### THE PROBLEM
Scan the records below for lines with the word "residual", then state how many you find and nothing else.

### SOURCE RECORDS
%%

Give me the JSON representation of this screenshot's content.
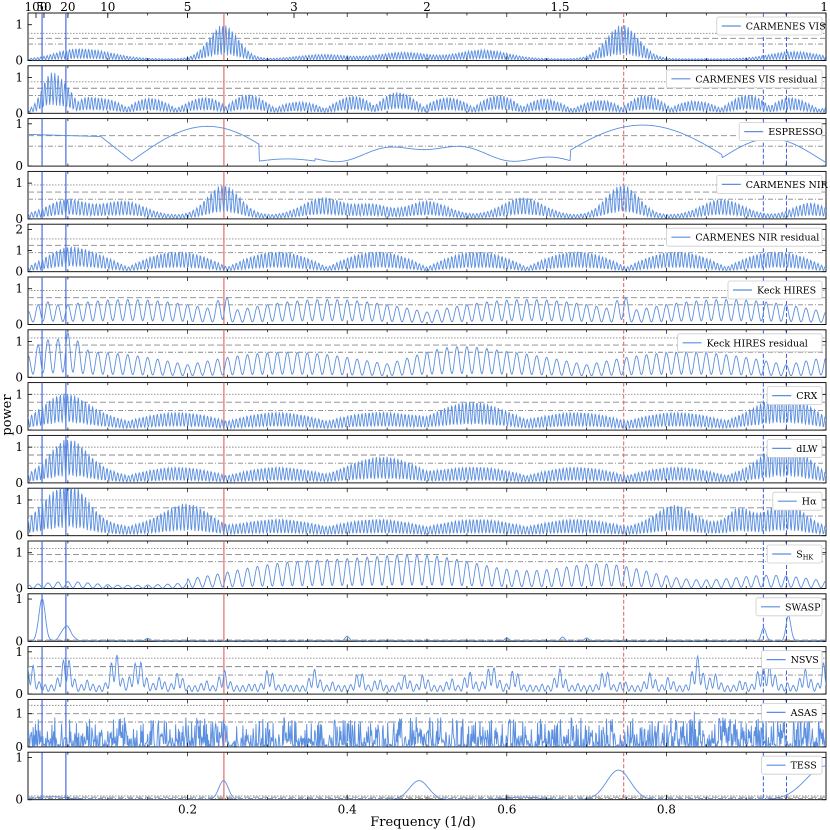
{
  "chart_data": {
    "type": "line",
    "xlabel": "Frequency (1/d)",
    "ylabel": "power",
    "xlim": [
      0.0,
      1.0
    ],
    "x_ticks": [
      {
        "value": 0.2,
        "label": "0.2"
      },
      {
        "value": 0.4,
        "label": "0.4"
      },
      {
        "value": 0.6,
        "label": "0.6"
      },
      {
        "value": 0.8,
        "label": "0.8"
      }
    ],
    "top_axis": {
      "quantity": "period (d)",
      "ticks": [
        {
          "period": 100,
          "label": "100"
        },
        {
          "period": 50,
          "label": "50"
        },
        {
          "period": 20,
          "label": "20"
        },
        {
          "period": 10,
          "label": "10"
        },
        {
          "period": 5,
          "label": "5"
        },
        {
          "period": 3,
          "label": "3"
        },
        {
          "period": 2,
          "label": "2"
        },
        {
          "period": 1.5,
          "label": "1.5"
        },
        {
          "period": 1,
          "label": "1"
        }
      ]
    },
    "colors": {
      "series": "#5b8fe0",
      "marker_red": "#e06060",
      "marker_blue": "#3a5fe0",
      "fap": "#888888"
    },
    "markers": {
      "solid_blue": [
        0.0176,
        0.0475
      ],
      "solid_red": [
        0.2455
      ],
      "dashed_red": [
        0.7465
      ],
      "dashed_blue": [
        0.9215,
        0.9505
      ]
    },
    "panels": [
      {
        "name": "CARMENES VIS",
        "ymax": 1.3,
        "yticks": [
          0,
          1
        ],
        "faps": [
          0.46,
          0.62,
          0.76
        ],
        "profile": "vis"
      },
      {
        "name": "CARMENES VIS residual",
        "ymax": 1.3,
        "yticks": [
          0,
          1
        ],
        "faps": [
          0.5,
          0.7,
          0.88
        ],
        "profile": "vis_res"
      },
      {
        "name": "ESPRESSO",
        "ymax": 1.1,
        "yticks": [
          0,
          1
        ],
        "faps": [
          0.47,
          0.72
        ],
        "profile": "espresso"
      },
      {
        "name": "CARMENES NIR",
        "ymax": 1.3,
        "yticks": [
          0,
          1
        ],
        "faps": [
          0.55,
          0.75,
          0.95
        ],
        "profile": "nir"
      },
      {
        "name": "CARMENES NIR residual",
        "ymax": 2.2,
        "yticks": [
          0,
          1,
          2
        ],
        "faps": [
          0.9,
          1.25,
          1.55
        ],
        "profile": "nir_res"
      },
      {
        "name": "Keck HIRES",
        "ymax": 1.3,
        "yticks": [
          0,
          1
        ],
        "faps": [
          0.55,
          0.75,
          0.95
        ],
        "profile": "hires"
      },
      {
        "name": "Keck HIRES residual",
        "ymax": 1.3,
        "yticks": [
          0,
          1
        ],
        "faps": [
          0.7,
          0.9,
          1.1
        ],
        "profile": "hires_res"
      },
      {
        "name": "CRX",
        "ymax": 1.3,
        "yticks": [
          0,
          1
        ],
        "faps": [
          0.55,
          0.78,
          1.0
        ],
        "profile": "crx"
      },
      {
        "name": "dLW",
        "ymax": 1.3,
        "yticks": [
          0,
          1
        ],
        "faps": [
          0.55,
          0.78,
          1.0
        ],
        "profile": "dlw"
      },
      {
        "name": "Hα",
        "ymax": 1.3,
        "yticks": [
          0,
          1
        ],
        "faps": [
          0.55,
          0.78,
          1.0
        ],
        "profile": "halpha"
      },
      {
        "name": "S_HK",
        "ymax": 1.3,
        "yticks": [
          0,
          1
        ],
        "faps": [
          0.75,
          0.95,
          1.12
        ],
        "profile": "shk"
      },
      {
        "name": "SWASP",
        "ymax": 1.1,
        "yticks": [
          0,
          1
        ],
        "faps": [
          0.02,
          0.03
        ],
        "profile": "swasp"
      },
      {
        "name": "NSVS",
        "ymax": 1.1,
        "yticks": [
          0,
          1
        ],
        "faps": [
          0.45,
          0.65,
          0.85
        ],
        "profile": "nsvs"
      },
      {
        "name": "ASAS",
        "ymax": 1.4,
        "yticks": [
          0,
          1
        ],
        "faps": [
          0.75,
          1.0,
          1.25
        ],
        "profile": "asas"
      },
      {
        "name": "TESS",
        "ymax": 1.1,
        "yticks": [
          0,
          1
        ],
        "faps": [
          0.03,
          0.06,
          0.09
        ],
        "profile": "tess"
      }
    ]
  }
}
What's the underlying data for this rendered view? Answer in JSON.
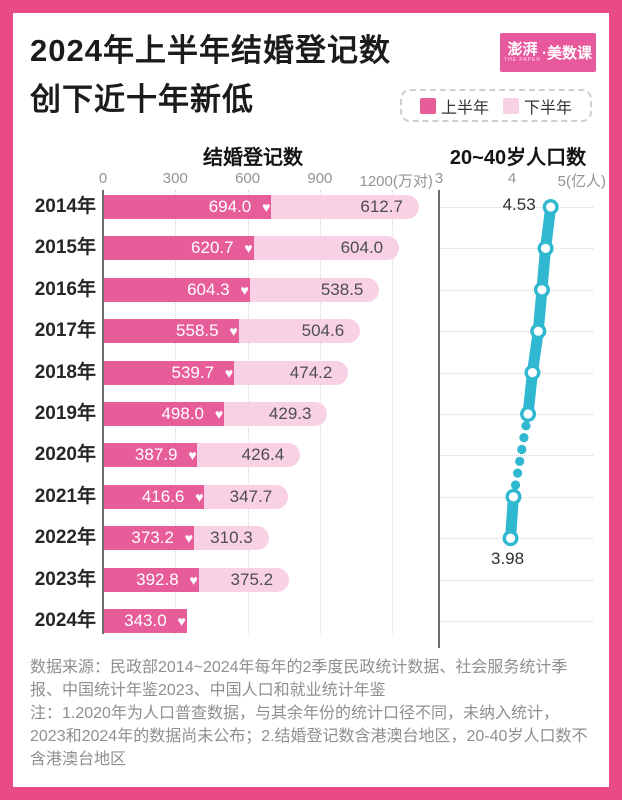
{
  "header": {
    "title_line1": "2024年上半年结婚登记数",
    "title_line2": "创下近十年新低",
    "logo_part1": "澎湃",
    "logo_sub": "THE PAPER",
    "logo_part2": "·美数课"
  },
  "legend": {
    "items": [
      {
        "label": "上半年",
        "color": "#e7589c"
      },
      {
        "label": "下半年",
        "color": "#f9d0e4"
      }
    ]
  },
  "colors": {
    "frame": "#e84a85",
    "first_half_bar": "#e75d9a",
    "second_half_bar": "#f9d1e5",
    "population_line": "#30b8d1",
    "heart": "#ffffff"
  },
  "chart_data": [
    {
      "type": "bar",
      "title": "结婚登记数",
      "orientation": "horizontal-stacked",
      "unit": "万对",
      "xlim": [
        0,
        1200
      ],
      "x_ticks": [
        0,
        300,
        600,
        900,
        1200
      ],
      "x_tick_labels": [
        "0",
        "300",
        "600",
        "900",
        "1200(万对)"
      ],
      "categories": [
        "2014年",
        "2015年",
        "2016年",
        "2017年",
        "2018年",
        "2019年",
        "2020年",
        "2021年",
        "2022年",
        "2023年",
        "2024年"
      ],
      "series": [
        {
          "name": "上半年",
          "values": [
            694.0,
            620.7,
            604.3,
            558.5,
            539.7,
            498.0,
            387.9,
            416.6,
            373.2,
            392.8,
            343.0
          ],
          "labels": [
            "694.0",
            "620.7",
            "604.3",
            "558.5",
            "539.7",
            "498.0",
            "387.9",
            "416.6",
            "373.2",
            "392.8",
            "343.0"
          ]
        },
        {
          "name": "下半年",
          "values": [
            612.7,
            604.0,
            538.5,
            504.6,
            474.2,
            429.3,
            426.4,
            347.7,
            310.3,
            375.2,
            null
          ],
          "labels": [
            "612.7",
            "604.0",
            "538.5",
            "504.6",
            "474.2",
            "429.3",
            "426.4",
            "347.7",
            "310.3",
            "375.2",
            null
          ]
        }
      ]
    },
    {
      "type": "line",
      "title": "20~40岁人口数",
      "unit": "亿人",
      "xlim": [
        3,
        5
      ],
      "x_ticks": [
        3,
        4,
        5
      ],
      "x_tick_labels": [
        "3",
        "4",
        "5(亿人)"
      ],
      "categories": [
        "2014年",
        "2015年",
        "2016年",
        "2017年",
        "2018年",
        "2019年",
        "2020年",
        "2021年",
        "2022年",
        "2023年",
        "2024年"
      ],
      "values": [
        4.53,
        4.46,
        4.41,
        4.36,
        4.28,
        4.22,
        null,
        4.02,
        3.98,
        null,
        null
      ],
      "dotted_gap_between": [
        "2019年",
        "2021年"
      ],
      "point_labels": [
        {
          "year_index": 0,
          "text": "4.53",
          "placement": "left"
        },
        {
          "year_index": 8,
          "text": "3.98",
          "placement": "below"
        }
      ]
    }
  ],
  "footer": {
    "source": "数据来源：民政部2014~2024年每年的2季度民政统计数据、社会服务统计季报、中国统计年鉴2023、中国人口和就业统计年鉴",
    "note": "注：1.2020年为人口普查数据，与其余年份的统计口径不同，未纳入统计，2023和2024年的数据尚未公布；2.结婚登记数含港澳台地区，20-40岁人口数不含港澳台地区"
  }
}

%%
%%

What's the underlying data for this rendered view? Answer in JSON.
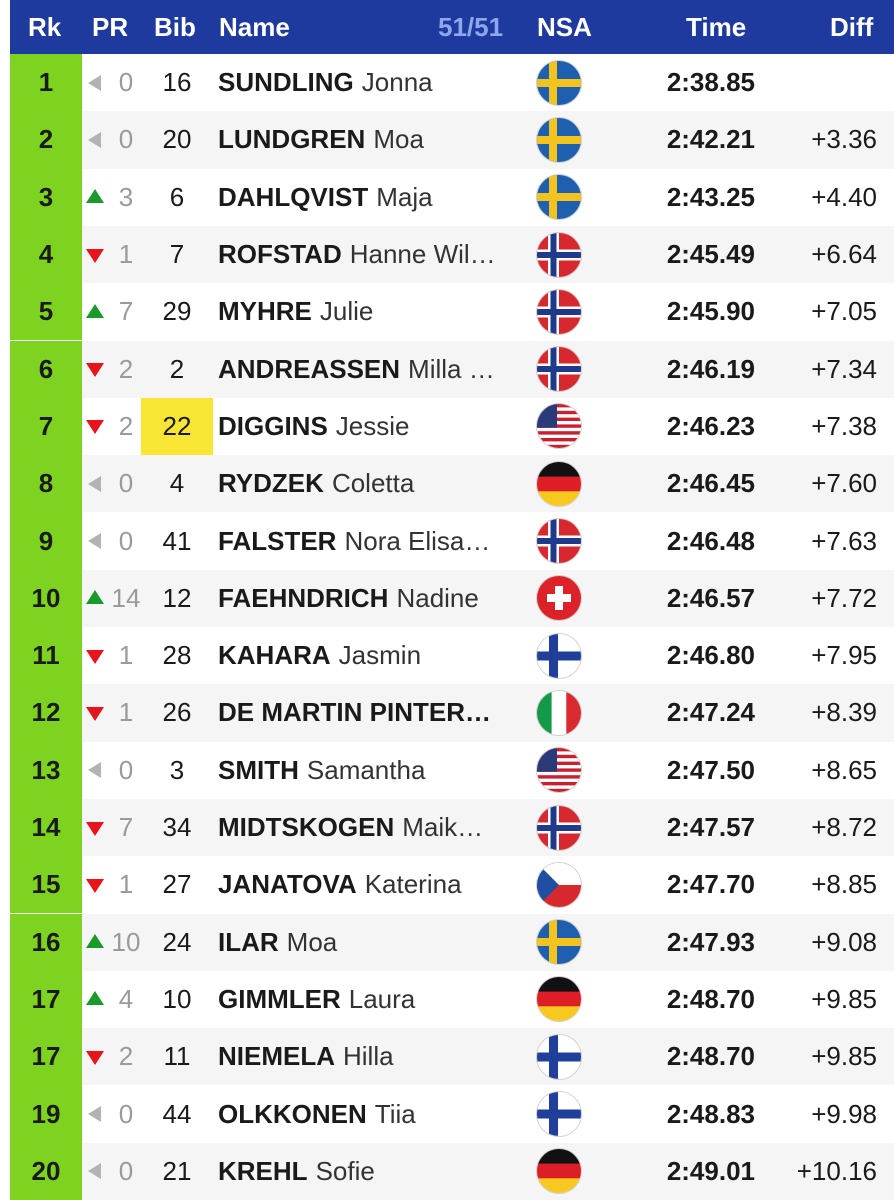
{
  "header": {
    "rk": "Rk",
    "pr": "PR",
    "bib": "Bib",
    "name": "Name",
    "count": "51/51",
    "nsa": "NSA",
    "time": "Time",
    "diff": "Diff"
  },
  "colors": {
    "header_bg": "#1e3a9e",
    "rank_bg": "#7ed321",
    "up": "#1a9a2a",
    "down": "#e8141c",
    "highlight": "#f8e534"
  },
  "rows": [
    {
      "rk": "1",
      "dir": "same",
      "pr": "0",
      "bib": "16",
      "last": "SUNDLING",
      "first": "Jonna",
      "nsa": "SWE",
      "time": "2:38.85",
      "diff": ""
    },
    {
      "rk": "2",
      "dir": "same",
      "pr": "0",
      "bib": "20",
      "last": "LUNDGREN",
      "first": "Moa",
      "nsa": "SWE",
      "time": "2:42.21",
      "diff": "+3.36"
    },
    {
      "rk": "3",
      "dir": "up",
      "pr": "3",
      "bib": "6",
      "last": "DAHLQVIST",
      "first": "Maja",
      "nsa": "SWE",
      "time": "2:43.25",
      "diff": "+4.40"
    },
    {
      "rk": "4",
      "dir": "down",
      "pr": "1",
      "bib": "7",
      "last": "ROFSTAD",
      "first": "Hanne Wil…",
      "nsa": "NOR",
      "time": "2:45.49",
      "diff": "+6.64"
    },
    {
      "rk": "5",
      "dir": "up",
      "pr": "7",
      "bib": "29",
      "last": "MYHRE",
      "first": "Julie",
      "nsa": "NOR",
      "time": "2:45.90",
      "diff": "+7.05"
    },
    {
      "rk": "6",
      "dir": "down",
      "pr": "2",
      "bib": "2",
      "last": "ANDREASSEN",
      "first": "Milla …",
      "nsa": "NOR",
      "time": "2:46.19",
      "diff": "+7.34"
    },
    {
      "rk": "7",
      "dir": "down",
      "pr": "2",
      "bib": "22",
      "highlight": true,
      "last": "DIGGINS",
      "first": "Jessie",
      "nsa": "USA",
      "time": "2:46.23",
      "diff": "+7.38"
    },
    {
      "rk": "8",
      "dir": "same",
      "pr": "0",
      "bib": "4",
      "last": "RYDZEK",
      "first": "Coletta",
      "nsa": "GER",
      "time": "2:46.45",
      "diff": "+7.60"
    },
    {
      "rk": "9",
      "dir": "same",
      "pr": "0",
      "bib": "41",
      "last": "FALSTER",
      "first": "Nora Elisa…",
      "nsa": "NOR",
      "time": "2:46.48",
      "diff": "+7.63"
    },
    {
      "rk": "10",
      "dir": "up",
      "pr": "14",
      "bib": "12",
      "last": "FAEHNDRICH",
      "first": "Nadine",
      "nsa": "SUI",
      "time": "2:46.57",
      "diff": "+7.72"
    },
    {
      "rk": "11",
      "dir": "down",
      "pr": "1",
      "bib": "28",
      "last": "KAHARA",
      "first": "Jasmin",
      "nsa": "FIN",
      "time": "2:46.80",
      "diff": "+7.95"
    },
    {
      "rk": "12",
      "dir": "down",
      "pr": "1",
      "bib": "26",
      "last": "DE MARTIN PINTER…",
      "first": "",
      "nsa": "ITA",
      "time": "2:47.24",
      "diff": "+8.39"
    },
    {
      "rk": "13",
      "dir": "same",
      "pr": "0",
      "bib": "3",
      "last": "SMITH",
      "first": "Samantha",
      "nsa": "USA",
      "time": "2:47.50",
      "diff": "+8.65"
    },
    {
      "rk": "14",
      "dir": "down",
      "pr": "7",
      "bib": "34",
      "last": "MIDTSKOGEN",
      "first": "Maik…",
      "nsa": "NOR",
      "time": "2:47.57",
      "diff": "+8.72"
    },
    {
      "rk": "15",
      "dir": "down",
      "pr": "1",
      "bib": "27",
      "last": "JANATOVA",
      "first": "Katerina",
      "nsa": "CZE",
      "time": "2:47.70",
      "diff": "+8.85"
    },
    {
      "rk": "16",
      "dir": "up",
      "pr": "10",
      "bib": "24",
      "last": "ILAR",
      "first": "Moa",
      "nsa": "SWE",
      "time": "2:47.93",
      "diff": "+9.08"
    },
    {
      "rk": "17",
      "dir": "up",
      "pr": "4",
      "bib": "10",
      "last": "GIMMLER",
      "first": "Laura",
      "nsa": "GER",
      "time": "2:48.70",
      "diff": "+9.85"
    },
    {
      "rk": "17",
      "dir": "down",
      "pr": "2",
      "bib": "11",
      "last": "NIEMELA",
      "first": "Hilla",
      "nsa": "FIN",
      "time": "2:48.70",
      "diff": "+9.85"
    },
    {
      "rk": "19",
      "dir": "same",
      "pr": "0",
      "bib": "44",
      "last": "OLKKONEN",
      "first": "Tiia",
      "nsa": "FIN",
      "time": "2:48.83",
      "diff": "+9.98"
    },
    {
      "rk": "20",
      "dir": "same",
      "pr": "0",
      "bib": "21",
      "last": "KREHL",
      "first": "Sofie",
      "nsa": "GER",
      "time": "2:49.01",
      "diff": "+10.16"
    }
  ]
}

%%

### THE SOLUTION
3